## Extract provided
>> Start
On a side note, Binary Relevance trains a classifier per each of the labels, we can see that the classifier hasn't been trained yet:



In [7]:

    
clf.classifiers_









    



---------------------------------------------------------------------------
AttributeError                            Traceback (most recent call last)
<ipython-input-7-5aa82f5c3cc2> in <module>()
----> 1 clf.classifiers

AttributeError: 'BinaryRelevance' object has no attribute 'classifiers'

Scikit-learn introduces a convention of how classifiers are organized. The typical usage of classifier is:

fit it to the data (trains the classifier and returns self)
predict results on new data (returns predicted results)

Scikit-multilearn follows these conventions, let's train a multi-label classifier:



In [8]:

    
clf.fit(X_train, y_train)









    Out[8]:





BinaryRelevance(classifier=SVC(C=1.0, cache_size=200, class_weight=None, coef0=0.0,
  decision_function_shape='ovr', degree=3, gamma='auto', kernel='rbf',
  max_iter=-1, probability=False, random_state=None, shrinking=True,
  tol=0.001, verbose=False),
        require_dense=[False, True])

The base classifiers have been trained now:



In [9]:

    
clf.classifiers_









    Out[9]:





[SVC(C=1.0, cache_size=200, class_weight=None, coef0=0.0,
   decision_function_shape='ovr', degree=3, gamma='auto', kernel='rbf',
   max_iter=-1, probability=False, random_state=None, shrinking=True,
   tol=0.001, verbose=False),
 SVC(C=1.0, cache_size=200, class_weight=None, coef0=0.0,
   decision_function_shape='ovr', degree=3, gamma='auto', kernel='rbf',
   max_iter=-1, probability=False, random_state=None, shrinking=True,
   tol=0.001, verbose=False),
 SVC(C=1.0, cache_size=200, class_weight=None, coef0=0.0,
   decision_function_shape='ovr', degree=3, gamma='auto', kernel='rbf',
   max_iter=-1, probability=False, random_state=None, shrinking=True,
   tol=0.001, verbose=False),
 SVC(C=1.0, cache_size=200, class_weight=None, coef0=0.0,
   decision_function_shape='ovr', degree=3, gamma='auto', kernel='rbf',
   max_iter=-1, probability=False, random_state=None, shrinking=True,
   tol=0.001, verbose=False),
 SVC(C=1.0, cache_size=200, class_weight=None, coef0=0.0,
   decision_function_shape='ovr', degree=3, gamma='auto', kernel='rbf',
   max_iter=-1, probability=False, random_state=None, shrinking=True,
   tol=0.001, verbose=False),
 SVC(C=1.0, cache_size=200, class_weight=None, coef0=0.0,
   decision_function_shape='ovr', degree=3, gamma='auto', kernel='rbf',
   max_iter=-1, probability=False, random_state=None, shrinking=True,
   tol=0.001, verbose=False)]



In [10]:

    
prediction = clf.predict(X_test)



In [11]:

    
prediction









    Out[11]:





<202x6 sparse matrix of type '<type 'numpy.int64'>'
	with 246 stored elements in Compressed Sparse Column format>



In [12]:

    
## Measure the quality



In [13]:

    
import sklearn.metrics as metrics

Scikit-learn provides a set of metrics useful for evaluating the quality of the model. They are most often used by providing the true assignment matrix/array as the first argument, and the prediction matrix/array as the second argument.



In [14]:

    
metrics.hamming_loss(y_test, prediction)









    Out[14]:





0.26485148514851486



In [15]:

    
metrics.accuracy_score(y_test, prediction)









    Out[15]:





0.14356435643564355
>> End
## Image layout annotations
>> Start
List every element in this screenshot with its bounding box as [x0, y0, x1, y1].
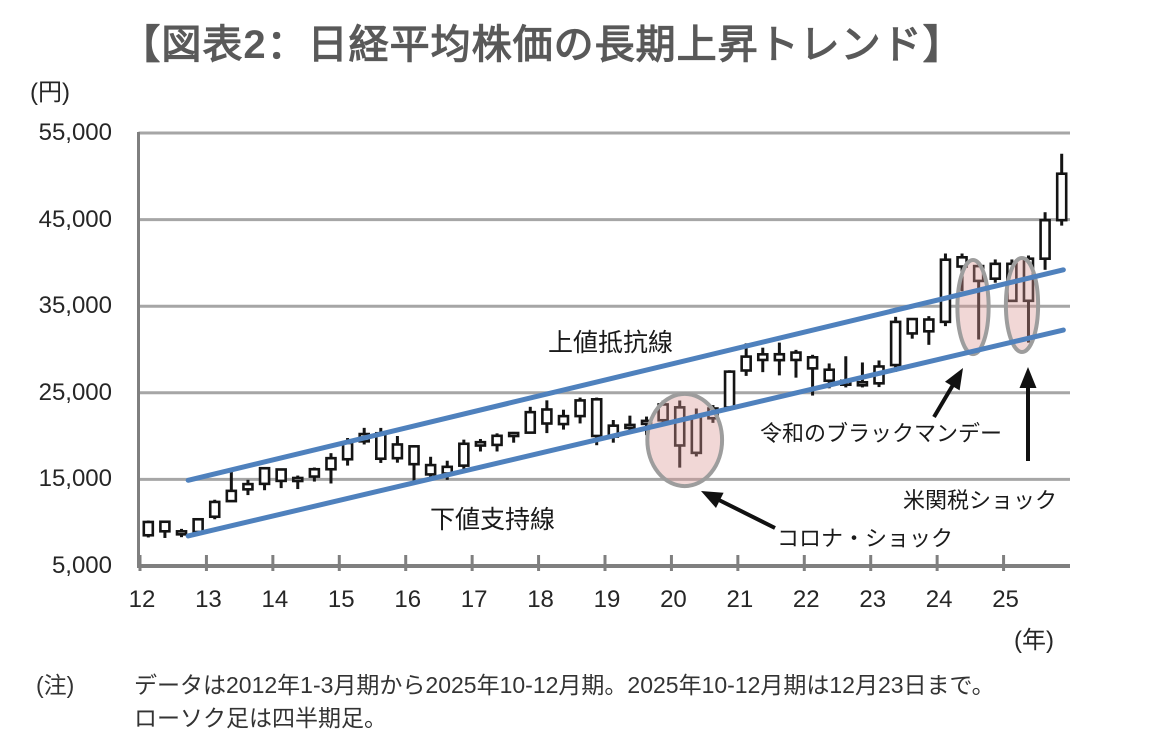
trendline-0 — [185, 267, 1066, 483]
y-tick-label-25,000: 25,000 — [38, 378, 112, 406]
candle-body-2018Q4 — [590, 398, 603, 438]
x-tick-label-16: 16 — [394, 586, 422, 613]
x-tick-label-13: 13 — [195, 586, 222, 613]
candle-body-2022Q1 — [806, 356, 819, 370]
x-tick-label-19: 19 — [593, 586, 621, 613]
candle-body-2024Q1 — [939, 258, 952, 324]
x-tick-label-23: 23 — [859, 586, 887, 613]
arrow-head-1 — [944, 368, 963, 391]
x-tick-label-24: 24 — [925, 586, 953, 613]
resistance-line-label: 上値抵抗線 — [548, 329, 674, 357]
candle-body-2021Q4 — [790, 351, 802, 362]
candle-body-2012Q4 — [192, 517, 204, 534]
candle-body-2018Q3 — [574, 399, 586, 418]
candle-body-2016Q4 — [458, 442, 470, 467]
candle-body-2014Q3 — [308, 467, 321, 478]
candle-body-2016Q2 — [424, 463, 437, 476]
candle-body-2014Q4 — [325, 456, 337, 471]
x-axis-unit-label: (年) — [1014, 627, 1054, 654]
x-tick-label-12: 12 — [128, 586, 156, 613]
candle-body-2018Q2 — [557, 414, 570, 426]
candle-body-2013Q1 — [208, 500, 221, 519]
arrow-head-2 — [1019, 367, 1037, 388]
candle-body-2017Q2 — [491, 434, 503, 447]
candle-body-2023Q2 — [889, 320, 902, 367]
candle-body-2021Q1 — [740, 355, 752, 372]
candle-body-2017Q4 — [524, 410, 537, 434]
candle-body-2019Q2 — [624, 423, 636, 430]
candle-body-2012Q3 — [175, 530, 188, 536]
us-tariff-shock-label: 米関税ショック — [903, 488, 1058, 513]
axes — [137, 132, 1070, 571]
x-tick-label-15: 15 — [327, 586, 355, 613]
note-prefix: (注) — [36, 672, 75, 698]
candle-body-2021Q2 — [756, 353, 769, 362]
candle-body-2014Q1 — [275, 468, 287, 483]
annotation-arrows — [701, 367, 1037, 530]
highlight-ellipse-1 — [955, 258, 991, 357]
arrow-line-0 — [715, 496, 776, 530]
support-line-label: 下値支持線 — [430, 506, 556, 534]
trendlines — [185, 267, 1066, 539]
corona-shock-label: コロナ・ショック — [777, 526, 954, 551]
chart-title: 【図表2：日経平均株価の長期上昇トレンド】 — [120, 23, 964, 67]
candle-body-2023Q4 — [923, 318, 935, 333]
x-tick-label-18: 18 — [527, 586, 554, 613]
arrow-head-0 — [701, 491, 724, 508]
candle-body-2015Q1 — [341, 441, 354, 461]
candle-body-2025Q3 — [1039, 218, 1051, 260]
y-tick-label-15,000: 15,000 — [38, 465, 112, 493]
candle-body-2017Q1 — [474, 440, 487, 447]
x-tick-label-14: 14 — [261, 586, 289, 613]
candle-body-2022Q2 — [823, 368, 835, 383]
candle-body-2017Q3 — [507, 431, 520, 438]
x-tick-label-20: 20 — [660, 586, 687, 613]
candle-body-2013Q3 — [242, 482, 254, 491]
x-tick-label-22: 22 — [792, 586, 820, 613]
highlight-ellipse-0 — [645, 391, 725, 489]
arrow-line-1 — [932, 381, 957, 419]
x-tick-label-21: 21 — [726, 586, 754, 613]
y-axis-unit-label: (円) — [30, 79, 70, 106]
candle-body-2014Q2 — [291, 476, 304, 483]
reiwa-black-monday-label: 令和のブラックマンデー — [760, 421, 1003, 446]
x-tick-label-25: 25 — [992, 586, 1019, 613]
candle-body-2018Q1 — [541, 408, 553, 425]
candle-body-2020Q1 — [673, 406, 686, 447]
candle-body-2013Q4 — [258, 466, 271, 486]
candle-body-2015Q4 — [391, 443, 404, 460]
trendline-1 — [185, 327, 1066, 539]
candle-body-2013Q2 — [225, 489, 238, 503]
candle-body-2020Q4 — [723, 370, 736, 409]
candle-body-2024Q4 — [989, 262, 1002, 280]
candle-body-2025Q4 — [1055, 172, 1068, 222]
note-text-line2: ローソク足は四半期足。 — [134, 705, 387, 731]
note-text-line1: データは2012年1-3月期から2025年10-12月期。2025年10-12月… — [134, 672, 995, 698]
x-tick-label-17: 17 — [460, 586, 488, 613]
candle-body-2012Q2 — [159, 520, 171, 533]
candle-body-2022Q4 — [856, 380, 869, 387]
y-tick-label-5,000: 5,000 — [51, 552, 112, 579]
y-tick-label-35,000: 35,000 — [38, 292, 112, 320]
y-tick-label-55,000: 55,000 — [38, 119, 112, 146]
y-tick-label-45,000: 45,000 — [38, 205, 112, 233]
candle-body-2016Q1 — [408, 445, 420, 466]
candle-body-2021Q3 — [773, 352, 786, 362]
candle-body-2012Q1 — [142, 520, 155, 537]
candle-body-2023Q3 — [906, 317, 919, 335]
>> End
Summarize the tutorial excerpt in two sentences. The lines have no role in the task.

## Result of this task
Binary Relevance trains one classifier per label, and the tutorial excerpt first shows that it has not been trained, then fits it to the data following the scikit-learn convention of fitting a classifier and predicting results on new data. After the base classifiers are trained and predictions are made, scikit-learn metrics, which take the true assignment as the first argument and the prediction as the second, are used to measure quality through Hamming loss and accuracy.